Objective ::
Among the records that follow, count the lines with the string "ylabel"; report only that count.

Records from a collection
· · · · ·

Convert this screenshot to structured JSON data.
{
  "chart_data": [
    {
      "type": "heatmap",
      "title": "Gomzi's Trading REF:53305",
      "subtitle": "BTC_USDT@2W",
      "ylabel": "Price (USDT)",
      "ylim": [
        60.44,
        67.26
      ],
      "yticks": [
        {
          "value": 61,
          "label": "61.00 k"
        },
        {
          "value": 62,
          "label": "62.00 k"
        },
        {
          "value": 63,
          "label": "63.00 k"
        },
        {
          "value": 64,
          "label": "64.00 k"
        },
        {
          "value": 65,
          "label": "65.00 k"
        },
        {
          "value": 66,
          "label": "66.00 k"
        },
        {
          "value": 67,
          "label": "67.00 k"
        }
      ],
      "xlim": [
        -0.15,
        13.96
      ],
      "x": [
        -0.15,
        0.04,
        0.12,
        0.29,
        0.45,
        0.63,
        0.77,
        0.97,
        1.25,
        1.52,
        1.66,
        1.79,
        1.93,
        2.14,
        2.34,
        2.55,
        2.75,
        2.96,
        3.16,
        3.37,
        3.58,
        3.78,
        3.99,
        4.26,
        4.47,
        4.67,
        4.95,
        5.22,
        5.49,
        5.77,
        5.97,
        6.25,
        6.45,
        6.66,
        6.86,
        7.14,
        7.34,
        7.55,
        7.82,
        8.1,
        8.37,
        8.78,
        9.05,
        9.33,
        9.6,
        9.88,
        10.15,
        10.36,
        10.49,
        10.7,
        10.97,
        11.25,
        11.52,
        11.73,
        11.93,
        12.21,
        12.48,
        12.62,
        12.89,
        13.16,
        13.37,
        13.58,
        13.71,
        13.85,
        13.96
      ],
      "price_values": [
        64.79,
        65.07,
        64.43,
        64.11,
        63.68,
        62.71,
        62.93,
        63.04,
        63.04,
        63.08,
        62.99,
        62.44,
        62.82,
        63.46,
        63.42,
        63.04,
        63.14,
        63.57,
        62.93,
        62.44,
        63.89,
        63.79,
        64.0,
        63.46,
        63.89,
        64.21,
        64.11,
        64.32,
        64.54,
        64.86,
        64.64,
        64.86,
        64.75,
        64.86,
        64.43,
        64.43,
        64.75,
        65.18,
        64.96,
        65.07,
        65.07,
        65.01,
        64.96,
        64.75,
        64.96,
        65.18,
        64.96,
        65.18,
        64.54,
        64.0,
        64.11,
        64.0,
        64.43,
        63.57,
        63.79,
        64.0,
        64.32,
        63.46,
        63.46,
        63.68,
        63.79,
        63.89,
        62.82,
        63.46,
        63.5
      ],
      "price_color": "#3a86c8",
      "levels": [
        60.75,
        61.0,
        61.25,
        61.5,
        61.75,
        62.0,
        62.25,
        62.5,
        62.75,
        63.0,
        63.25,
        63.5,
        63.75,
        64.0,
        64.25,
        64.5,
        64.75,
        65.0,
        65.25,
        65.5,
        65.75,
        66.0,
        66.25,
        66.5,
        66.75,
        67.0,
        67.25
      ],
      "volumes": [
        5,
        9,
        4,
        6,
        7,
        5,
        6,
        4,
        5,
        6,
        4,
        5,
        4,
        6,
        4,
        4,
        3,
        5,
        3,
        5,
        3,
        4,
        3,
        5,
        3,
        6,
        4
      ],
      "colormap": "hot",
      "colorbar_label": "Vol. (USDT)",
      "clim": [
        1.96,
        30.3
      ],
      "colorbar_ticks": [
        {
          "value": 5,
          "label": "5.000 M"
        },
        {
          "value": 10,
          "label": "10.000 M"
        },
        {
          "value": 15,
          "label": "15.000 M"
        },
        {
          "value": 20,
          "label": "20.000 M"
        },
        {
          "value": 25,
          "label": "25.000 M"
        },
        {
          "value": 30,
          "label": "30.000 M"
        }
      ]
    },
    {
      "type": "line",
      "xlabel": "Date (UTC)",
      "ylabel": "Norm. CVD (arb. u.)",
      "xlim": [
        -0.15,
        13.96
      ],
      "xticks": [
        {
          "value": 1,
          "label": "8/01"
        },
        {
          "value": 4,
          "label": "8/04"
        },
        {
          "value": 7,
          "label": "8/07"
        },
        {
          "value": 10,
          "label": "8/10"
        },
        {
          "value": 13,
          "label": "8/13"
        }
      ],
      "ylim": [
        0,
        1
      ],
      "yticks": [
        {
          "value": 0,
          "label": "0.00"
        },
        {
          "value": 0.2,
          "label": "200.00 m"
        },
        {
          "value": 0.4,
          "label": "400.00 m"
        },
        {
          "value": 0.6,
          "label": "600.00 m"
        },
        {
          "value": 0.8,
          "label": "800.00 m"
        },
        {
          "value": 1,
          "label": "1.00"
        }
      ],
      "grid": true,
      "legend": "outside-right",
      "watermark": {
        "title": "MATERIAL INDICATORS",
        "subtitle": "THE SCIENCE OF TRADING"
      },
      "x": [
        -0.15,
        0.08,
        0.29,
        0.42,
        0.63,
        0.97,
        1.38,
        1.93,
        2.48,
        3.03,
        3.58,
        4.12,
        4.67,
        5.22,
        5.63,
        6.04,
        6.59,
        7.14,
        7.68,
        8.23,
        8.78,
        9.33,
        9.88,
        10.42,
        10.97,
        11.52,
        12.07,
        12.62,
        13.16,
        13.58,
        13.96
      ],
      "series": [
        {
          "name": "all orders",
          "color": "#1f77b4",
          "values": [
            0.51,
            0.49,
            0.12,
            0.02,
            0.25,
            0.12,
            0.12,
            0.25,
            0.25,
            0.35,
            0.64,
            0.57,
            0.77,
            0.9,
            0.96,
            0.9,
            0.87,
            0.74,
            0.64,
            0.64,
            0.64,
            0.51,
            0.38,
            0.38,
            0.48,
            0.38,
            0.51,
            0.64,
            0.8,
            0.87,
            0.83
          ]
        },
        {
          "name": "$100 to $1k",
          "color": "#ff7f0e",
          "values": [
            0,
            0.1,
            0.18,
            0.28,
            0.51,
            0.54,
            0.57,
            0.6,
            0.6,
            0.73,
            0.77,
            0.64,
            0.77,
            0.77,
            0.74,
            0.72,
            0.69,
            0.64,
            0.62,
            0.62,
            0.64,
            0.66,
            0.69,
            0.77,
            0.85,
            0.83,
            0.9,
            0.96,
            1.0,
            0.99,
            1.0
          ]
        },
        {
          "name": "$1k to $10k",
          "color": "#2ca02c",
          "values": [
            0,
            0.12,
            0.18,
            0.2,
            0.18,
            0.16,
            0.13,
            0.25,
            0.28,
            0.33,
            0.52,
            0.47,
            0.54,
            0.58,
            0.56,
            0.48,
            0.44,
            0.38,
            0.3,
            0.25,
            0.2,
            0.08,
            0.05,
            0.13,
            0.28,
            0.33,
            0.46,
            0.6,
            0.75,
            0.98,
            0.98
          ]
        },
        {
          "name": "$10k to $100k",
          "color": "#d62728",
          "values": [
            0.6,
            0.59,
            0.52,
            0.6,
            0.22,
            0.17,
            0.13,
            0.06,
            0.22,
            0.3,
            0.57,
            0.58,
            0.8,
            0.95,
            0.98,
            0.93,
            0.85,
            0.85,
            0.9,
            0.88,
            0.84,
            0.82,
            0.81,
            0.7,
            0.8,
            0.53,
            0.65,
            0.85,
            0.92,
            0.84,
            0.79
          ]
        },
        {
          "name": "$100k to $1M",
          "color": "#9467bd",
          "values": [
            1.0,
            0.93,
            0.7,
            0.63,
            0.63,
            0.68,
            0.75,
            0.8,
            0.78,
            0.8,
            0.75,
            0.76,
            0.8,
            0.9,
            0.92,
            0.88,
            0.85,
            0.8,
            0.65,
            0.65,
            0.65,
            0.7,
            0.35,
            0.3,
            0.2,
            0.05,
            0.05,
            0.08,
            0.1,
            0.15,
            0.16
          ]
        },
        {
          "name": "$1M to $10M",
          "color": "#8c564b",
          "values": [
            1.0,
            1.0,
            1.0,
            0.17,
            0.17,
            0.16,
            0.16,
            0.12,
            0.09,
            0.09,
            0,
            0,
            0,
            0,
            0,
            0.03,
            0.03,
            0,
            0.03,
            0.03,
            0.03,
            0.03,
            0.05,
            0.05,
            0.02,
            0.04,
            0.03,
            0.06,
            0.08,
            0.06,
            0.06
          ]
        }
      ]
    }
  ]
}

· · · · ·

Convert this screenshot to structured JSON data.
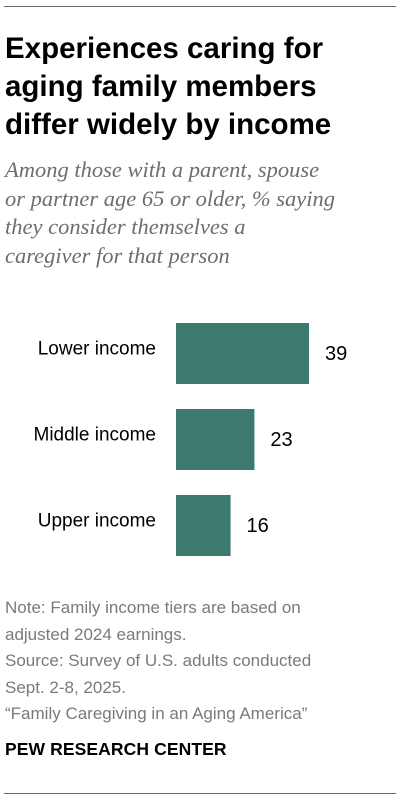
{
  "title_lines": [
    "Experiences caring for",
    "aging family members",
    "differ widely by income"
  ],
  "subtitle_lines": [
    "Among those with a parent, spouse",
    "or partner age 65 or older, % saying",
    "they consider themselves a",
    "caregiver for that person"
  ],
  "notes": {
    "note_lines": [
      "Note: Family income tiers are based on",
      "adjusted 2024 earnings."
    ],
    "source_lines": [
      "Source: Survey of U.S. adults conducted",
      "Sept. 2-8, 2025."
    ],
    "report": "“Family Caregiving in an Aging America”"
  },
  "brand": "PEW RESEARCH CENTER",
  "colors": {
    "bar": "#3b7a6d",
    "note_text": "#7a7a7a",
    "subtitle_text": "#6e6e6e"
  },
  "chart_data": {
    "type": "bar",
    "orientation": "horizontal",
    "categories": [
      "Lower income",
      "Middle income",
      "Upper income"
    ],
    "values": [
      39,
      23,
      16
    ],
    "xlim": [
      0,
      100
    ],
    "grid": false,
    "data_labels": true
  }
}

· · · · ·

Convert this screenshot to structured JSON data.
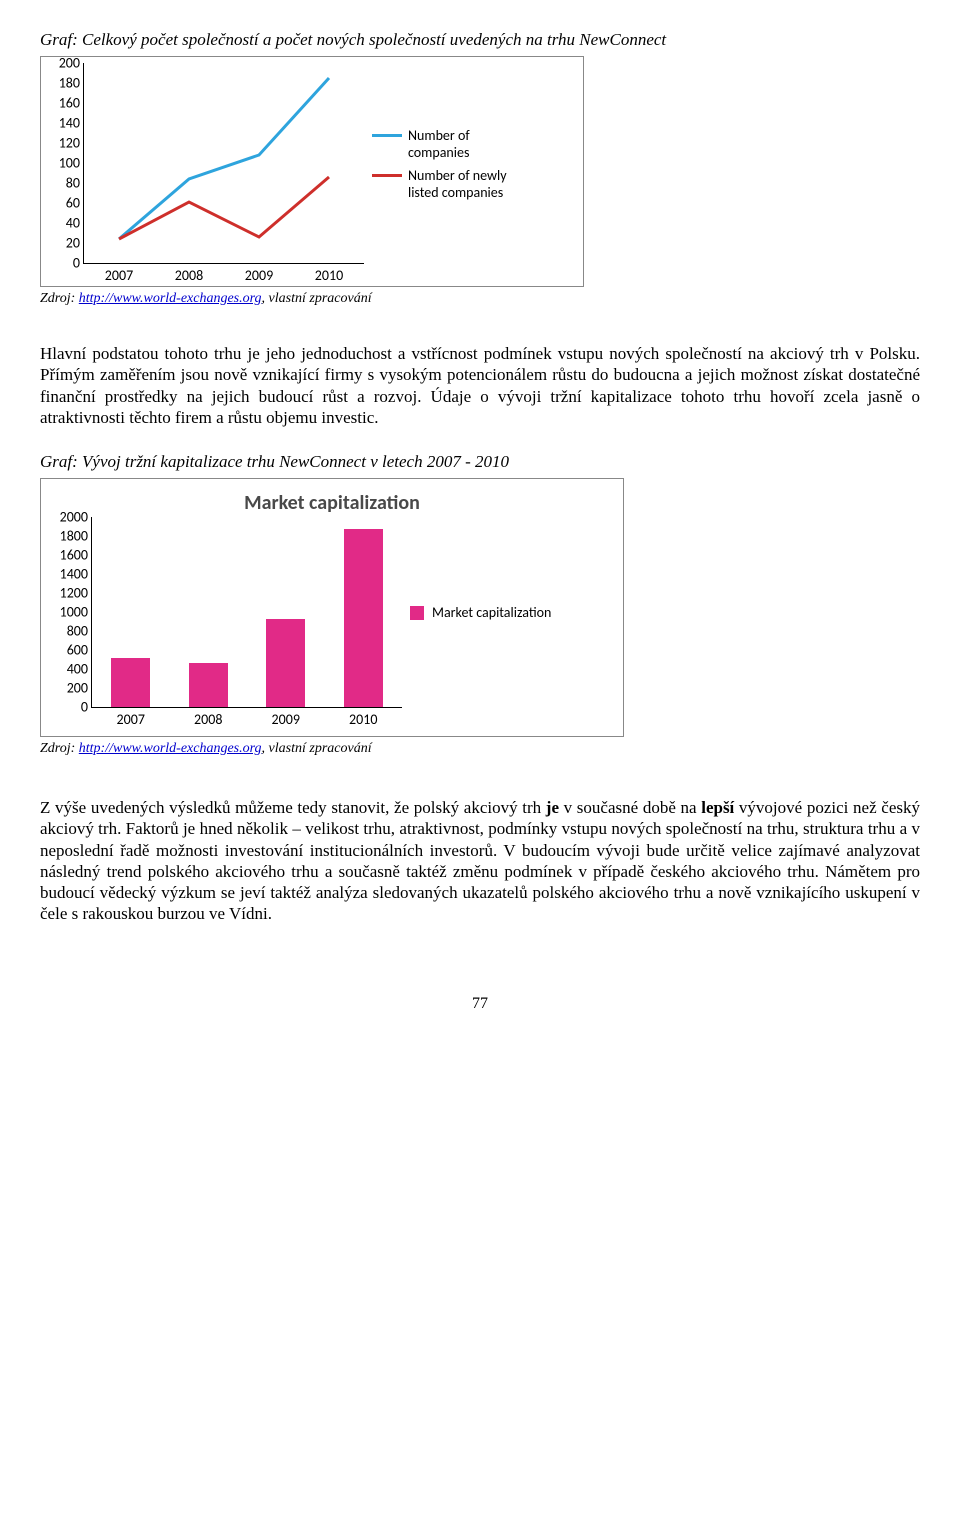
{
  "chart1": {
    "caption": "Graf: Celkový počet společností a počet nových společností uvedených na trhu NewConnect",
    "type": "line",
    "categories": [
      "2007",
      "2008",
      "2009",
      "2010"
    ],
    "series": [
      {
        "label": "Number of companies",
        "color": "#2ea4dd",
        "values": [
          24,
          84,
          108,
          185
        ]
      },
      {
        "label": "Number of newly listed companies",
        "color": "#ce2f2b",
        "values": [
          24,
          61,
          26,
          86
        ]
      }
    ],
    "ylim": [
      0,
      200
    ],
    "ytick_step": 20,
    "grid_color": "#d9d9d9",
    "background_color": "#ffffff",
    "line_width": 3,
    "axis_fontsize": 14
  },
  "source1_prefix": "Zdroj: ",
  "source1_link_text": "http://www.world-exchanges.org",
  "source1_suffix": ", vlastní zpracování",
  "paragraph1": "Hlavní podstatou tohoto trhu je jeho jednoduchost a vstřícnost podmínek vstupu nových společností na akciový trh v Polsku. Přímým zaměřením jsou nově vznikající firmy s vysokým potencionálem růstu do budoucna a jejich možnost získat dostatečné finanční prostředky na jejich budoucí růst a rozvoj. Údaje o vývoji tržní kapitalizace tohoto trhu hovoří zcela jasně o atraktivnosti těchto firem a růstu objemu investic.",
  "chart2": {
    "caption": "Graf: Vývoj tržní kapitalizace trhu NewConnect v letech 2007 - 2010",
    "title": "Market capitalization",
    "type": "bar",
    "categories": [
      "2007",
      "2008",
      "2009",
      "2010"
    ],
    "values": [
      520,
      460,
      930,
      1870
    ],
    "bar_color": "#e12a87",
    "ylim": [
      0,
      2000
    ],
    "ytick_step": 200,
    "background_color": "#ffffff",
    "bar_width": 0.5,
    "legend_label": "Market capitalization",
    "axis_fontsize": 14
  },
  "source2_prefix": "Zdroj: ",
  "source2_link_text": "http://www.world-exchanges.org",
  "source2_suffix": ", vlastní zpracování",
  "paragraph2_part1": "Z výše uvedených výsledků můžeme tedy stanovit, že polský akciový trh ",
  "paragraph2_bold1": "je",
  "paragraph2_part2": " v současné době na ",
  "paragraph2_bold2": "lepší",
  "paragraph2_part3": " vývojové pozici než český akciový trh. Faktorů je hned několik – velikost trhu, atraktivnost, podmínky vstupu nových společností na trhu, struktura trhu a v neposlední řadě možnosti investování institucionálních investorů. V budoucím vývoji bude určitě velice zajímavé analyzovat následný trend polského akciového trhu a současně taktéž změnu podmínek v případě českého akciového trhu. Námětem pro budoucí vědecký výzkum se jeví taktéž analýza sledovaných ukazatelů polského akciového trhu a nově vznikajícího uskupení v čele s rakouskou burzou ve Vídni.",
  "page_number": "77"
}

· · · · ·

Answer ::
2